● **Aim**: Quote, verbatim, all material below, without pictures.

● **Listed records**:
-------
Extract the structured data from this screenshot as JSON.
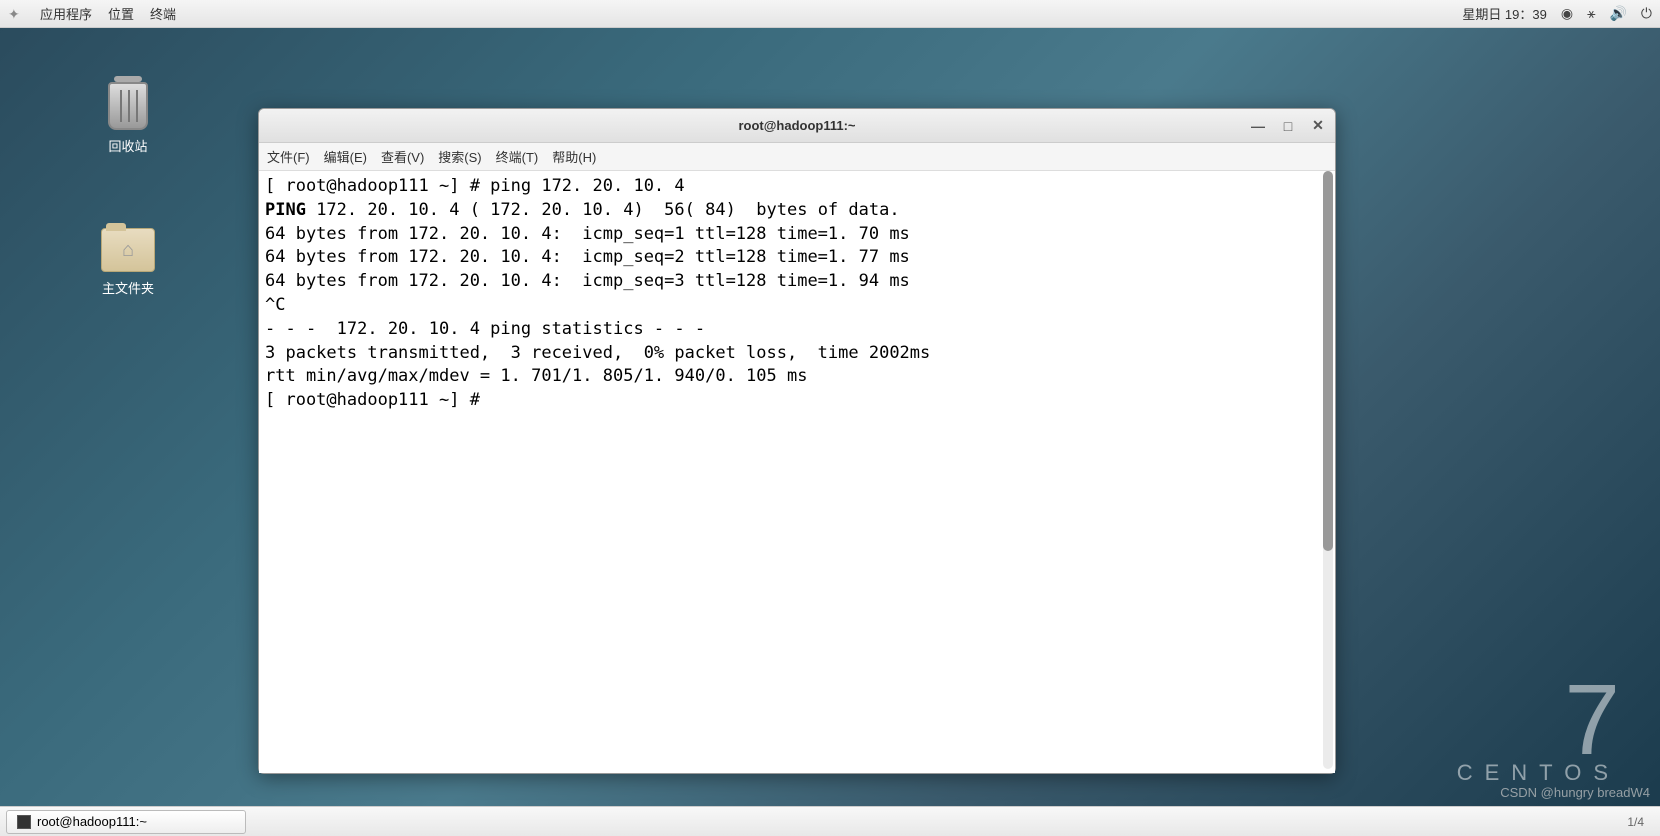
{
  "topbar": {
    "menu": {
      "applications": "应用程序",
      "places": "位置",
      "terminal": "终端"
    },
    "datetime": "星期日 19：39"
  },
  "desktop_icons": {
    "trash": "回收站",
    "home": "主文件夹"
  },
  "terminal": {
    "title": "root@hadoop111:~",
    "menus": {
      "file": "文件(F)",
      "edit": "编辑(E)",
      "view": "查看(V)",
      "search": "搜索(S)",
      "terminal": "终端(T)",
      "help": "帮助(H)"
    },
    "lines": {
      "prompt1": "[ root@hadoop111 ~] # ping 172. 20. 10. 4",
      "ping_header_bold": "PING",
      "ping_header_rest": " 172. 20. 10. 4 ( 172. 20. 10. 4)  56( 84)  bytes of data.",
      "reply1": "64 bytes from 172. 20. 10. 4:  icmp_seq=1 ttl=128 time=1. 70 ms",
      "reply2": "64 bytes from 172. 20. 10. 4:  icmp_seq=2 ttl=128 time=1. 77 ms",
      "reply3": "64 bytes from 172. 20. 10. 4:  icmp_seq=3 ttl=128 time=1. 94 ms",
      "interrupt": "^C",
      "stats_header": "- - -  172. 20. 10. 4 ping statistics - - -",
      "stats1": "3 packets transmitted,  3 received,  0% packet loss,  time 2002ms",
      "stats2": "rtt min/avg/max/mdev = 1. 701/1. 805/1. 940/0. 105 ms",
      "prompt2": "[ root@hadoop111 ~] # "
    }
  },
  "centos": {
    "version": "7",
    "name": "CENTOS"
  },
  "watermark": "CSDN @hungry breadW4",
  "taskbar": {
    "task1": "root@hadoop111:~",
    "pages": "1/4"
  }
}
-------
● **Exercise response**:
Extract the structured data from this screenshot as JSON.
{
  "topbar": {
    "menu": {
      "applications": "应用程序",
      "places": "位置",
      "terminal": "终端"
    },
    "datetime": "星期日 19：39"
  },
  "desktop_icons": {
    "trash": "回收站",
    "home": "主文件夹"
  },
  "terminal": {
    "title": "root@hadoop111:~",
    "menus": {
      "file": "文件(F)",
      "edit": "编辑(E)",
      "view": "查看(V)",
      "search": "搜索(S)",
      "terminal": "终端(T)",
      "help": "帮助(H)"
    },
    "lines": {
      "prompt1": "[ root@hadoop111 ~] # ping 172. 20. 10. 4",
      "ping_header_bold": "PING",
      "ping_header_rest": " 172. 20. 10. 4 ( 172. 20. 10. 4)  56( 84)  bytes of data.",
      "reply1": "64 bytes from 172. 20. 10. 4:  icmp_seq=1 ttl=128 time=1. 70 ms",
      "reply2": "64 bytes from 172. 20. 10. 4:  icmp_seq=2 ttl=128 time=1. 77 ms",
      "reply3": "64 bytes from 172. 20. 10. 4:  icmp_seq=3 ttl=128 time=1. 94 ms",
      "interrupt": "^C",
      "stats_header": "- - -  172. 20. 10. 4 ping statistics - - -",
      "stats1": "3 packets transmitted,  3 received,  0% packet loss,  time 2002ms",
      "stats2": "rtt min/avg/max/mdev = 1. 701/1. 805/1. 940/0. 105 ms",
      "prompt2": "[ root@hadoop111 ~] # "
    }
  },
  "centos": {
    "version": "7",
    "name": "CENTOS"
  },
  "watermark": "CSDN @hungry breadW4",
  "taskbar": {
    "task1": "root@hadoop111:~",
    "pages": "1/4"
  }
}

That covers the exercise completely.